-- START OF Given records --

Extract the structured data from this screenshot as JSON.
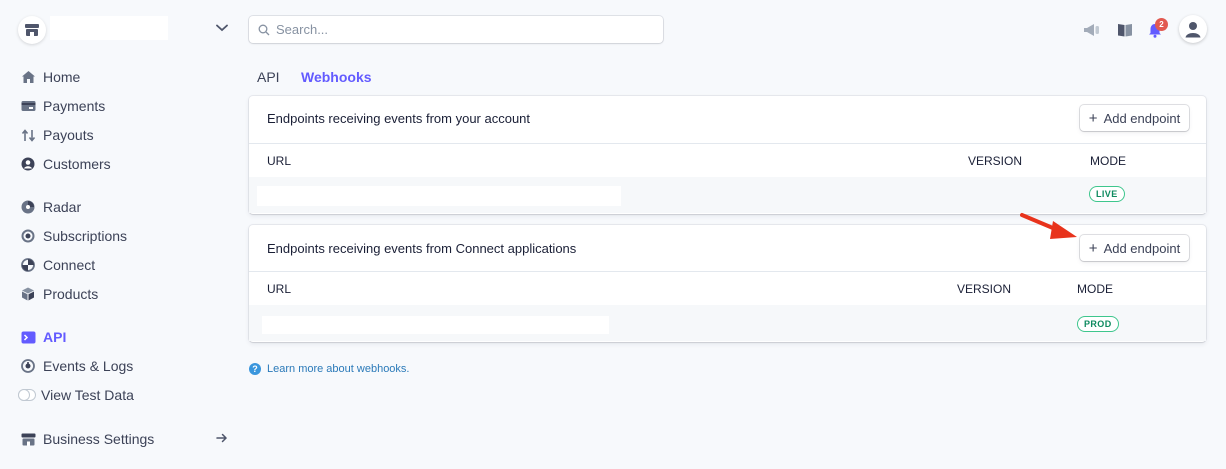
{
  "search": {
    "placeholder": "Search..."
  },
  "header": {
    "notification_count": "2"
  },
  "sidebar": {
    "items": [
      {
        "label": "Home",
        "icon": "home-icon"
      },
      {
        "label": "Payments",
        "icon": "payments-icon"
      },
      {
        "label": "Payouts",
        "icon": "payouts-icon"
      },
      {
        "label": "Customers",
        "icon": "customers-icon"
      },
      {
        "label": "Radar",
        "icon": "radar-icon"
      },
      {
        "label": "Subscriptions",
        "icon": "subscriptions-icon"
      },
      {
        "label": "Connect",
        "icon": "connect-icon"
      },
      {
        "label": "Products",
        "icon": "products-icon"
      },
      {
        "label": "API",
        "icon": "api-icon",
        "active": true
      },
      {
        "label": "Events & Logs",
        "icon": "events-icon"
      },
      {
        "label": "View Test Data",
        "icon": "toggle-switch"
      },
      {
        "label": "Business Settings",
        "icon": "business-settings-icon"
      }
    ]
  },
  "tabs": [
    {
      "label": "API"
    },
    {
      "label": "Webhooks",
      "active": true
    }
  ],
  "cards": [
    {
      "title": "Endpoints receiving events from your account",
      "add_button": "Add endpoint",
      "columns": [
        "URL",
        "VERSION",
        "MODE"
      ],
      "rows": [
        {
          "url": "",
          "version": "",
          "mode": "LIVE"
        }
      ]
    },
    {
      "title": "Endpoints receiving events from Connect applications",
      "add_button": "Add endpoint",
      "columns": [
        "URL",
        "VERSION",
        "MODE"
      ],
      "rows": [
        {
          "url": "",
          "version": "",
          "mode": "PROD"
        }
      ]
    }
  ],
  "learn_more": "Learn more about webhooks.",
  "colors": {
    "accent": "#635bff",
    "live_green": "#3ec68d",
    "link": "#2b7ab9",
    "annotation_arrow": "#e8331c"
  }
}
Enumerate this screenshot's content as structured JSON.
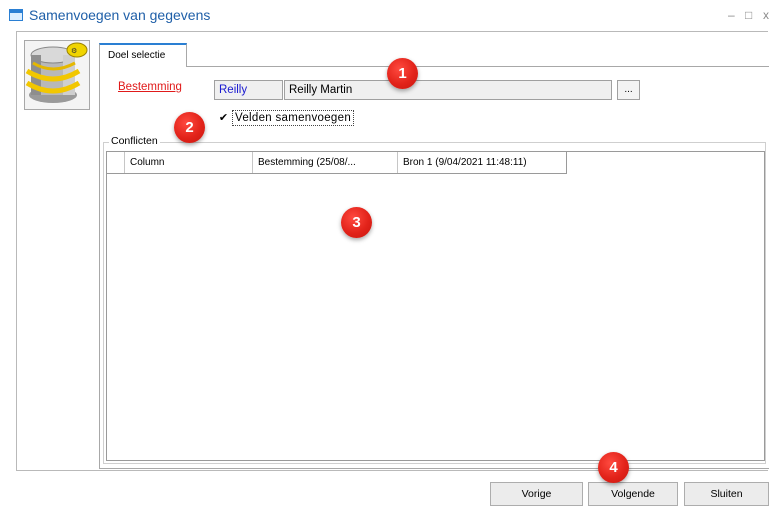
{
  "window": {
    "title": "Samenvoegen van gegevens",
    "icon": "window-icon",
    "minimize_glyph": "–",
    "maximize_glyph": "□",
    "close_glyph": "x"
  },
  "tab": {
    "label": "Doel selectie"
  },
  "destination": {
    "label": "Bestemming",
    "code": "Reilly",
    "name": "Reilly Martin",
    "browse_label": "..."
  },
  "merge_fields": {
    "label": "Velden samenvoegen",
    "checked": true,
    "check_glyph": "✔"
  },
  "conflicts": {
    "label": "Conflicten",
    "columns": [
      "Column",
      "Bestemming (25/08/...",
      "Bron 1 (9/04/2021 11:48:11)"
    ],
    "rows": []
  },
  "buttons": {
    "previous": "Vorige",
    "next": "Volgende",
    "close": "Sluiten"
  },
  "callouts": [
    "1",
    "2",
    "3",
    "4"
  ],
  "colors": {
    "accent": "#2a7fd3",
    "label_red": "#e01a1a",
    "callout_red": "#e2231a",
    "code_blue": "#1a1ad0"
  }
}
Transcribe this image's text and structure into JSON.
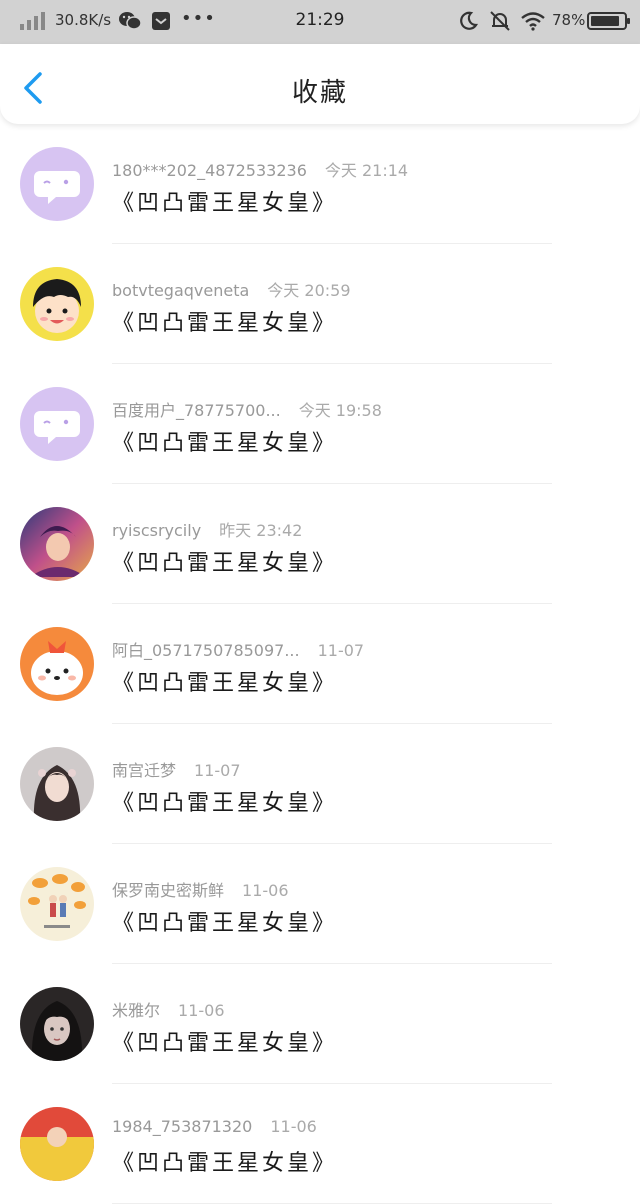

-- END OF Given records --

> _Brief_
Report only a number: how many lines in the material above contain the string "receiving".

> _Written solution_
2